** BEGIN Provided records **

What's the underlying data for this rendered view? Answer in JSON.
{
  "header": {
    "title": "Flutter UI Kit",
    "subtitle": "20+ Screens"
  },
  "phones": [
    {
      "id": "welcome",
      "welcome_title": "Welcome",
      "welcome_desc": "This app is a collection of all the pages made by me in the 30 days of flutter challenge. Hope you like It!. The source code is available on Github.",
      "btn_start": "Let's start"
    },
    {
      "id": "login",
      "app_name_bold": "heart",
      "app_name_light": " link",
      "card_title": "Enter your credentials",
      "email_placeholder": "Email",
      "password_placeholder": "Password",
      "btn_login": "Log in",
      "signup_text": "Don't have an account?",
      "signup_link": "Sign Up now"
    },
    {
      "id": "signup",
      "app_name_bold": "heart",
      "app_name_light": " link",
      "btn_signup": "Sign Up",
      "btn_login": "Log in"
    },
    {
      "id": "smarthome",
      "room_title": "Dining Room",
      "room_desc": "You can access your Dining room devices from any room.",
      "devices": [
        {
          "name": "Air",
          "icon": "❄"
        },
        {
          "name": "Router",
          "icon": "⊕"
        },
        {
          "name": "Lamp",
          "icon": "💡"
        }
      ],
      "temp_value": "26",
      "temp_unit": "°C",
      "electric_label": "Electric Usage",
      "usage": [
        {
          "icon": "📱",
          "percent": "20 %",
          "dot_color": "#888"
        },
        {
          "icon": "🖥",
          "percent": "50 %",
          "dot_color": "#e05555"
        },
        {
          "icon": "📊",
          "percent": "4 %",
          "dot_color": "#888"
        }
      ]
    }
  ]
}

** END Provided records **

#### Requirement:
Please return the data above exactly as given.

#### Output of the exercise:
What's the underlying data for this rendered view? Answer in JSON.
{
  "header": {
    "title": "Flutter UI Kit",
    "subtitle": "20+ Screens"
  },
  "phones": [
    {
      "id": "welcome",
      "welcome_title": "Welcome",
      "welcome_desc": "This app is a collection of all the pages made by me in the 30 days of flutter challenge. Hope you like It!. The source code is available on Github.",
      "btn_start": "Let's start"
    },
    {
      "id": "login",
      "app_name_bold": "heart",
      "app_name_light": " link",
      "card_title": "Enter your credentials",
      "email_placeholder": "Email",
      "password_placeholder": "Password",
      "btn_login": "Log in",
      "signup_text": "Don't have an account?",
      "signup_link": "Sign Up now"
    },
    {
      "id": "signup",
      "app_name_bold": "heart",
      "app_name_light": " link",
      "btn_signup": "Sign Up",
      "btn_login": "Log in"
    },
    {
      "id": "smarthome",
      "room_title": "Dining Room",
      "room_desc": "You can access your Dining room devices from any room.",
      "devices": [
        {
          "name": "Air",
          "icon": "❄"
        },
        {
          "name": "Router",
          "icon": "⊕"
        },
        {
          "name": "Lamp",
          "icon": "💡"
        }
      ],
      "temp_value": "26",
      "temp_unit": "°C",
      "electric_label": "Electric Usage",
      "usage": [
        {
          "icon": "📱",
          "percent": "20 %",
          "dot_color": "#888"
        },
        {
          "icon": "🖥",
          "percent": "50 %",
          "dot_color": "#e05555"
        },
        {
          "icon": "📊",
          "percent": "4 %",
          "dot_color": "#888"
        }
      ]
    }
  ]
}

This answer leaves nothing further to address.